- Kısa görev A
Yargıya güven konulu metni baştan sona hiçbir değişiklik yapmadan yazın.

- Kaynaktan alıntı
Gazeteciler Can Dündar ve Erdem Gül, Anayasa Mahkemesi (AYM)'nin 'hak ihlali' kararının ardından 92 gün sonra tahliye edildi. Yargıya olan güvenin gittikçe azaldığı ülkemizde karar sonrası 'Ankara'da hâkimler de varmış' tarzı yorumlar yapıldı. Sadece bu yorum bile adalet sistemimizin içinde bulunduğu kaygı verici durumu gösterse de konu ile ilgili daha vahim örnekler de var. Örneğin vatandaşların sadece yüzde 30'u yargıya güvendiğini belirtiyor. Ülkedeki her şey gibi yargı da siyasete alet edildi. Çocuklara bile hakaret davaları açılıyor. İnsanlar suçsuz yere yıllarca hapis yatıyor, bazıları hapiste hayatını kaybediyor, birçoğu ise yıllar sonra 'pardon' denilerek tahliye ediliyor. Öyle bir ülke olduk ki, Cumhurbaşkanı çıkıp en yetkili mahkeme olan Anayasa Mahkemesi'nin kararını tanımadığını, karara saygı duymadığını ve uymayacağını söyleyebiliyor.

- Çıkarılan veriler
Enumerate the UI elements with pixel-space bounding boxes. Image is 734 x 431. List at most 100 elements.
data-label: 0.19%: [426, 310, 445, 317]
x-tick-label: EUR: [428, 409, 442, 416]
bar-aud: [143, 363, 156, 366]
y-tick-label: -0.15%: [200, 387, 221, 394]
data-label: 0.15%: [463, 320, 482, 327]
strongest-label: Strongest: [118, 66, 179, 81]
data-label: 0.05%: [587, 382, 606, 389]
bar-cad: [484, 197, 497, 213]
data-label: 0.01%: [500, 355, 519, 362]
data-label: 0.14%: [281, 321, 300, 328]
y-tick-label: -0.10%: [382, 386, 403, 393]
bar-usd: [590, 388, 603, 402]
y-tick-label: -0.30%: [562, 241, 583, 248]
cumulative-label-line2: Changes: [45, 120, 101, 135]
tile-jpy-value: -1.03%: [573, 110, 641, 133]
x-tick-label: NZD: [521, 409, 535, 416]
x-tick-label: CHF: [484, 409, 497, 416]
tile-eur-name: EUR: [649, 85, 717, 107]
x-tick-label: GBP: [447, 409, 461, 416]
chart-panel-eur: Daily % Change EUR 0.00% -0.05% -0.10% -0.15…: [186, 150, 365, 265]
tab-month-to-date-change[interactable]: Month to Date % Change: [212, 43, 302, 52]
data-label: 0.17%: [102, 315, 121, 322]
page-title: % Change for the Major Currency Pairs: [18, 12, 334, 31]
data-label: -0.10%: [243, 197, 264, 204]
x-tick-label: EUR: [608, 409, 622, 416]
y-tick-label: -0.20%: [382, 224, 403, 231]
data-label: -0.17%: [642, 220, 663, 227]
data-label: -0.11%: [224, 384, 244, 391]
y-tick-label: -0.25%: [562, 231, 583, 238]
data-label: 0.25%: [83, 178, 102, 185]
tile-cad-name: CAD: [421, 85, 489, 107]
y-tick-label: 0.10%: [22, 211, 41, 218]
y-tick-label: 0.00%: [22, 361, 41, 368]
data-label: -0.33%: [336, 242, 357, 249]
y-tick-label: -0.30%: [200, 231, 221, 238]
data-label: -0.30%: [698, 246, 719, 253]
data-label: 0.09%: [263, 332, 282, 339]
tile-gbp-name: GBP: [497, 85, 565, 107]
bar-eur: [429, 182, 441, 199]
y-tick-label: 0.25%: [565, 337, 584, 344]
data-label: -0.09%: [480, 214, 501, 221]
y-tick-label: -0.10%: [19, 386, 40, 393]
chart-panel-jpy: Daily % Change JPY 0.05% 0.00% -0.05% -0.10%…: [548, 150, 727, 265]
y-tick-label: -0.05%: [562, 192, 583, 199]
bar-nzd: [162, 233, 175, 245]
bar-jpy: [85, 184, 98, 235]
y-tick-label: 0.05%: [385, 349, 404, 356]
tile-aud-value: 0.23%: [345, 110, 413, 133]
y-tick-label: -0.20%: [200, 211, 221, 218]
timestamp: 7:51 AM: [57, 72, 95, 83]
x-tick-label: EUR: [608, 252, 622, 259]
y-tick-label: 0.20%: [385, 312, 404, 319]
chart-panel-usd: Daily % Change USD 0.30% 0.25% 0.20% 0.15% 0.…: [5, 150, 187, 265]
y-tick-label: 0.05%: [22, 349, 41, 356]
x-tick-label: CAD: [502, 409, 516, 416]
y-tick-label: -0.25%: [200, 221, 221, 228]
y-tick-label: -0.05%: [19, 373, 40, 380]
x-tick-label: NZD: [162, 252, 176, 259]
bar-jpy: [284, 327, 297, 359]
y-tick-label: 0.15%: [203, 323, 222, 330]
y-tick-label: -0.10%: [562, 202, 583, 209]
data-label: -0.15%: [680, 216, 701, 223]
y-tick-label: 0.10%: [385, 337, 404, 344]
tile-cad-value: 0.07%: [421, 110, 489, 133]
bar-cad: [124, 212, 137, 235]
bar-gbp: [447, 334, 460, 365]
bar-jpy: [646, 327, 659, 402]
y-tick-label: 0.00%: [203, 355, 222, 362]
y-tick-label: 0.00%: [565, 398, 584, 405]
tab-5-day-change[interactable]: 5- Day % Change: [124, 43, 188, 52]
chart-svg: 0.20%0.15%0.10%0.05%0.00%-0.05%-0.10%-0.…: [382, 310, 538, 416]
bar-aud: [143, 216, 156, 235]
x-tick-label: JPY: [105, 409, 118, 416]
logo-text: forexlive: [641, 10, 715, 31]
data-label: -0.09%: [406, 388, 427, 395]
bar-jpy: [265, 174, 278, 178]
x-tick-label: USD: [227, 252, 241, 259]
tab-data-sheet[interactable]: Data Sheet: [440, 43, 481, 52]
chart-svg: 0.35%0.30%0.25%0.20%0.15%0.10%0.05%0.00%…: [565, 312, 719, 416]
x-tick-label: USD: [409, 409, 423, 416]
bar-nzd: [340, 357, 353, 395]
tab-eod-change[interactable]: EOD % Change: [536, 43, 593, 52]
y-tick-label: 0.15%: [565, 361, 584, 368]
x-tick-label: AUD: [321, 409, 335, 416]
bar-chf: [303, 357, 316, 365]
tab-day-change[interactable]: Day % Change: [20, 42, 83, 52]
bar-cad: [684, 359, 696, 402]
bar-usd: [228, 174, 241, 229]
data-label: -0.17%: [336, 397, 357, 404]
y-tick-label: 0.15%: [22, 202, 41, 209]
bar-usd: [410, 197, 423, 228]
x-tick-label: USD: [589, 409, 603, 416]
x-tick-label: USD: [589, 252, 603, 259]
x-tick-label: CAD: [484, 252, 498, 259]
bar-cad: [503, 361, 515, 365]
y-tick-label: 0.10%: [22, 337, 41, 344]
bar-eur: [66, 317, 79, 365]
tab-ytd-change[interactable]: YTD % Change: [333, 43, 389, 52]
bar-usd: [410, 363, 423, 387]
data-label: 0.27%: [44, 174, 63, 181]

- Kısa görev B
Yargıya güven konulu metnin ardından gelen satırları, ilk satırdan "y-tick-label: 0.00%: [22, 361, 41, 368]" ifadesini içeren satıra kadar, iki uç da dahil olmak üzere aynen tekrar verin.

- Alıştırma çözümü A
Gazeteciler Can Dündar ve Erdem Gül, Anayasa Mahkemesi (AYM)'nin 'hak ihlali' kararının ardından 92 gün sonra tahliye edildi. Yargıya olan güvenin gittikçe azaldığı ülkemizde karar sonrası 'Ankara'da hâkimler de varmış' tarzı yorumlar yapıldı. Sadece bu yorum bile adalet sistemimizin içinde bulunduğu kaygı verici durumu gösterse de konu ile ilgili daha vahim örnekler de var. Örneğin vatandaşların sadece yüzde 30'u yargıya güvendiğini belirtiyor. Ülkedeki her şey gibi yargı da siyasete alet edildi. Çocuklara bile hakaret davaları açılıyor. İnsanlar suçsuz yere yıllarca hapis yatıyor, bazıları hapiste hayatını kaybediyor, birçoğu ise yıllar sonra 'pardon' denilerek tahliye ediliyor. Öyle bir ülke olduk ki, Cumhurbaşkanı çıkıp en yetkili mahkeme olan Anayasa Mahkemesi'nin kararını tanımadığını, karara saygı duymadığını ve uymayacağını söyleyebiliyor.

- Alıştırma çözümü B
Enumerate the UI elements with pixel-space bounding boxes. Image is 734 x 431. List at most 100 elements.
data-label: 0.19%: [426, 310, 445, 317]
x-tick-label: EUR: [428, 409, 442, 416]
bar-aud: [143, 363, 156, 366]
y-tick-label: -0.15%: [200, 387, 221, 394]
data-label: 0.15%: [463, 320, 482, 327]
strongest-label: Strongest: [118, 66, 179, 81]
data-label: 0.05%: [587, 382, 606, 389]
bar-cad: [484, 197, 497, 213]
data-label: 0.01%: [500, 355, 519, 362]
data-label: 0.14%: [281, 321, 300, 328]
y-tick-label: -0.10%: [382, 386, 403, 393]
bar-usd: [590, 388, 603, 402]
y-tick-label: -0.30%: [562, 241, 583, 248]
cumulative-label-line2: Changes: [45, 120, 101, 135]
tile-jpy-value: -1.03%: [573, 110, 641, 133]
x-tick-label: NZD: [521, 409, 535, 416]
x-tick-label: CHF: [484, 409, 497, 416]
tile-eur-name: EUR: [649, 85, 717, 107]
x-tick-label: GBP: [447, 409, 461, 416]
chart-panel-eur: Daily % Change EUR 0.00% -0.05% -0.10% -0.15…: [186, 150, 365, 265]
tab-month-to-date-change[interactable]: Month to Date % Change: [212, 43, 302, 52]
data-label: 0.17%: [102, 315, 121, 322]
page-title: % Change for the Major Currency Pairs: [18, 12, 334, 31]
data-label: -0.10%: [243, 197, 264, 204]
x-tick-label: EUR: [608, 409, 622, 416]
y-tick-label: -0.20%: [382, 224, 403, 231]
data-label: -0.17%: [642, 220, 663, 227]
data-label: -0.11%: [224, 384, 244, 391]
y-tick-label: -0.25%: [562, 231, 583, 238]
data-label: 0.25%: [83, 178, 102, 185]
tile-cad-name: CAD: [421, 85, 489, 107]
y-tick-label: 0.10%: [22, 211, 41, 218]
y-tick-label: 0.00%: [22, 361, 41, 368]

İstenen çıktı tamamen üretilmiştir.